WHAT TO DO = Every line from the one containing "What does this" to the final line of the material below must be reproduced exactly; leave out all other lines.

SUPPLIED ENTRIES =
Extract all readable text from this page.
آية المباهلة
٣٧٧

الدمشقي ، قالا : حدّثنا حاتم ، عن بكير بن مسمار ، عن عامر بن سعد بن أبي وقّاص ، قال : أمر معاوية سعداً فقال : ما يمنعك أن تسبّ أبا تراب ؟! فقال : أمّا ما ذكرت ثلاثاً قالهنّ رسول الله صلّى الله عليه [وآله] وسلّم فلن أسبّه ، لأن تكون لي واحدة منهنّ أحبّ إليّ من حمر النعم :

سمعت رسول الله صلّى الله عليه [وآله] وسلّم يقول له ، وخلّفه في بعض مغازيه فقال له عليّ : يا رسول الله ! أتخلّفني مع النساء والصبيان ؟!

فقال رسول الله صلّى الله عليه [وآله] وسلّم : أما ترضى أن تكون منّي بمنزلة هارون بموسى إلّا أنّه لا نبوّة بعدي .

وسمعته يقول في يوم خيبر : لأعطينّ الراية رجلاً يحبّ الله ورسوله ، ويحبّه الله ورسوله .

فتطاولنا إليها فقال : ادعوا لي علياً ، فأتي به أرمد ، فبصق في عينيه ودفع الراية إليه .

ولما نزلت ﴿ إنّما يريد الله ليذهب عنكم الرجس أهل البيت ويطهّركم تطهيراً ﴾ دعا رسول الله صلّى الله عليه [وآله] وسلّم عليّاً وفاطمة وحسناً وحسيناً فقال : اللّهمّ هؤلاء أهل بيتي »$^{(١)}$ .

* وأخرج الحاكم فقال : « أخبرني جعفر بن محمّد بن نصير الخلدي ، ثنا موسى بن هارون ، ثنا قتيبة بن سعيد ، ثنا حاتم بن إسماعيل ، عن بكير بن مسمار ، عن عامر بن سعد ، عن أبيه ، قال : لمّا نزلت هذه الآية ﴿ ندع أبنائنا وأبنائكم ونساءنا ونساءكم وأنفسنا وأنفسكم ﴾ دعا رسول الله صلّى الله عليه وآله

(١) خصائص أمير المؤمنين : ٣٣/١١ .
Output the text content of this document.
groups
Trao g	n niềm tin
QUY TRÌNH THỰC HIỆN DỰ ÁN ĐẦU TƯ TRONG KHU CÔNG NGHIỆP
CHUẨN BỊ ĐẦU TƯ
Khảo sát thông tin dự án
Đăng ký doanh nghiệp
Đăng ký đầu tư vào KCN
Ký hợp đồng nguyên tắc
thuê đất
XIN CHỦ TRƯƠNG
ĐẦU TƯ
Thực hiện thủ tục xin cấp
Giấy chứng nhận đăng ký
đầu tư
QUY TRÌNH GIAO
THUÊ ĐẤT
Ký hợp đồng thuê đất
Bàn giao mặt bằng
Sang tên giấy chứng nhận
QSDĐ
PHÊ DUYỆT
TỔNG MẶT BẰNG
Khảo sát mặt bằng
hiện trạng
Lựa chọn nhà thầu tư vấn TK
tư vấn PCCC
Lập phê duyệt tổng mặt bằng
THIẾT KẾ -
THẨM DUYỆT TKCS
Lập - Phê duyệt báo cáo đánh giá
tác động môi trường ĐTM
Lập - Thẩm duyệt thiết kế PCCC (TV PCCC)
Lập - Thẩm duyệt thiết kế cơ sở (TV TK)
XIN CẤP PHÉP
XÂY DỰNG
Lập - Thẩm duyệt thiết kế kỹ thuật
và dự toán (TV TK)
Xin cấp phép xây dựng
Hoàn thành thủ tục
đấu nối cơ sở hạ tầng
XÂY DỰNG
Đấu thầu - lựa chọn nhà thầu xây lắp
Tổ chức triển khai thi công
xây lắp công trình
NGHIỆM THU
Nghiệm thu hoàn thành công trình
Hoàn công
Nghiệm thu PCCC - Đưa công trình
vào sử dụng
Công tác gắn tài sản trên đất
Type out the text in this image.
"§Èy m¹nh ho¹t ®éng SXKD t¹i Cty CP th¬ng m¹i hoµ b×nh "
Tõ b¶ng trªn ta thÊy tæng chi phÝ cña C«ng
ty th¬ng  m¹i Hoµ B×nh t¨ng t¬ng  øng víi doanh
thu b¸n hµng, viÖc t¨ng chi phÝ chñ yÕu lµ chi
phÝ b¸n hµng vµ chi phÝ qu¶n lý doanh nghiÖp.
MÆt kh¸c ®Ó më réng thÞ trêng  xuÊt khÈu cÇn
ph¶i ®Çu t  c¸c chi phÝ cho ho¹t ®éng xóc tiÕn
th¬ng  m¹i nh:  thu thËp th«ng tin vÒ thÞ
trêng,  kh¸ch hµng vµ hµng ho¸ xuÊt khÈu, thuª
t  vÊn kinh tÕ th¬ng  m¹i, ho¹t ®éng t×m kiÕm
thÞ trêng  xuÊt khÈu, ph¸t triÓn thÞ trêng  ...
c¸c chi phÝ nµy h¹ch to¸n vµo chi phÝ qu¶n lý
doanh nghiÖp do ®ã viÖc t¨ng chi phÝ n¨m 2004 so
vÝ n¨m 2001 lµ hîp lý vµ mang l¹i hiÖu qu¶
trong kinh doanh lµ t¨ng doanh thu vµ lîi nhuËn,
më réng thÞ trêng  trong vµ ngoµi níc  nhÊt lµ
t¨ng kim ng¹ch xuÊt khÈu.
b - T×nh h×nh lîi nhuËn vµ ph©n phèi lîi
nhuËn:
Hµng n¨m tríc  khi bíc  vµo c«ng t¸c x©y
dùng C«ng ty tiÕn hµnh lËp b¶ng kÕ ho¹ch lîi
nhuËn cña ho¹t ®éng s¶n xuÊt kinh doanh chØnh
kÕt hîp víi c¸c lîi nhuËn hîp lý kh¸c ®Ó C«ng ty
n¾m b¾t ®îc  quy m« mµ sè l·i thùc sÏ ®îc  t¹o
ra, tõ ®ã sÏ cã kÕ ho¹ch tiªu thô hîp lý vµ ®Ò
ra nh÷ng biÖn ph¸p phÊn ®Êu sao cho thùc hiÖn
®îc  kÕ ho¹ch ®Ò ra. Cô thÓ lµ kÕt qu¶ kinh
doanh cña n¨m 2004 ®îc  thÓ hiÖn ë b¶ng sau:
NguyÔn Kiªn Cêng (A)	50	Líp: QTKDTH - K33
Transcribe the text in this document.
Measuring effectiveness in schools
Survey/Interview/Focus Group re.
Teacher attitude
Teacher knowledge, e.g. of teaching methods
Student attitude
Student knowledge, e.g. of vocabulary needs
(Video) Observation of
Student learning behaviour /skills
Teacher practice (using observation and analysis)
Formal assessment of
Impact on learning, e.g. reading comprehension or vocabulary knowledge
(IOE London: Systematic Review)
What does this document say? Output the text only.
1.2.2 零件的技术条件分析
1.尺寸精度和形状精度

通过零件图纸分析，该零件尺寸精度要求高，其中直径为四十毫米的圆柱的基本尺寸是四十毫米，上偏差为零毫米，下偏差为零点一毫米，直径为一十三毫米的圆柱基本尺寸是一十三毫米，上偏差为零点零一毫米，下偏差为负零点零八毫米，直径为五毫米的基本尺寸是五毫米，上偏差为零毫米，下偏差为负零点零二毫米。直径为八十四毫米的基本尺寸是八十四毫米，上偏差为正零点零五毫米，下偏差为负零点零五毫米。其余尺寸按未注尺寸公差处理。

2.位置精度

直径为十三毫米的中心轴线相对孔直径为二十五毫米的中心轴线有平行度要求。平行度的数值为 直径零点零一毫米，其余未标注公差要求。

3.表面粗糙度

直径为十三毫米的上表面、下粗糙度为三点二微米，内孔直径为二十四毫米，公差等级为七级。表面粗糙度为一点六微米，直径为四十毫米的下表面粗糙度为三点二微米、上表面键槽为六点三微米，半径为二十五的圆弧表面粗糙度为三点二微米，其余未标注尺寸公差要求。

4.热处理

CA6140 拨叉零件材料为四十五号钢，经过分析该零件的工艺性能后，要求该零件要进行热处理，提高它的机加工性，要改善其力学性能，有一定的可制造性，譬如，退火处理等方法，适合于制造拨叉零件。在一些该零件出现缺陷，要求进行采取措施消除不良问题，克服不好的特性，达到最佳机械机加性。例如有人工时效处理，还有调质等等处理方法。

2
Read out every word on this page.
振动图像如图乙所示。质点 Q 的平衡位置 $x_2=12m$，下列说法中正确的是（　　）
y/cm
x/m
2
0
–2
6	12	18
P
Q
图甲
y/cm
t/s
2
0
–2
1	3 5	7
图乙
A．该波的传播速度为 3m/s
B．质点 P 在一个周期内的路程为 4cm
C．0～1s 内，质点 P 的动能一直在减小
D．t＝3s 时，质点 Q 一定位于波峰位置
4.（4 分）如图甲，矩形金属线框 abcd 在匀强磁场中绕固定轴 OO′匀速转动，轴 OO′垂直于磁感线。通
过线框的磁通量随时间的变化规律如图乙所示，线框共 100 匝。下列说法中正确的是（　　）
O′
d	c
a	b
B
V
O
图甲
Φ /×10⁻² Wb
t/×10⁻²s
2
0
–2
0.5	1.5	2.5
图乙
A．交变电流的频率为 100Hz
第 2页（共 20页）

SOLUTION FOR THIS TASK =
What does this document say? Output the text only.
1.2.2 零件的技术条件分析
1.尺寸精度和形状精度

通过零件图纸分析，该零件尺寸精度要求高，其中直径为四十毫米的圆柱的基本尺寸是四十毫米，上偏差为零毫米，下偏差为零点一毫米，直径为一十三毫米的圆柱基本尺寸是一十三毫米，上偏差为零点零一毫米，下偏差为负零点零八毫米，直径为五毫米的基本尺寸是五毫米，上偏差为零毫米，下偏差为负零点零二毫米。直径为八十四毫米的基本尺寸是八十四毫米，上偏差为正零点零五毫米，下偏差为负零点零五毫米。其余尺寸按未注尺寸公差处理。

2.位置精度

直径为十三毫米的中心轴线相对孔直径为二十五毫米的中心轴线有平行度要求。平行度的数值为 直径零点零一毫米，其余未标注公差要求。

3.表面粗糙度

直径为十三毫米的上表面、下粗糙度为三点二微米，内孔直径为二十四毫米，公差等级为七级。表面粗糙度为一点六微米，直径为四十毫米的下表面粗糙度为三点二微米、上表面键槽为六点三微米，半径为二十五的圆弧表面粗糙度为三点二微米，其余未标注尺寸公差要求。

4.热处理

CA6140 拨叉零件材料为四十五号钢，经过分析该零件的工艺性能后，要求该零件要进行热处理，提高它的机加工性，要改善其力学性能，有一定的可制造性，譬如，退火处理等方法，适合于制造拨叉零件。在一些该零件出现缺陷，要求进行采取措施消除不良问题，克服不好的特性，达到最佳机械机加性。例如有人工时效处理，还有调质等等处理方法。

2
Read out every word on this page.
振动图像如图乙所示。质点 Q 的平衡位置 $x_2=12m$，下列说法中正确的是（　　）
y/cm
x/m
2
0
–2
6	12	18
P
Q
图甲
y/cm
t/s
2
0
–2
1	3 5	7
图乙
A．该波的传播速度为 3m/s
B．质点 P 在一个周期内的路程为 4cm
C．0～1s 内，质点 P 的动能一直在减小
D．t＝3s 时，质点 Q 一定位于波峰位置
4.（4 分）如图甲，矩形金属线框 abcd 在匀强磁场中绕固定轴 OO′匀速转动，轴 OO′垂直于磁感线。通
过线框的磁通量随时间的变化规律如图乙所示，线框共 100 匝。下列说法中正确的是（　　）
O′
d	c
a	b
B
V
O
图甲
Φ /×10⁻² Wb
t/×10⁻²s
2
0
–2
0.5	1.5	2.5
图乙
A．交变电流的频率为 100Hz
第 2页（共 20页）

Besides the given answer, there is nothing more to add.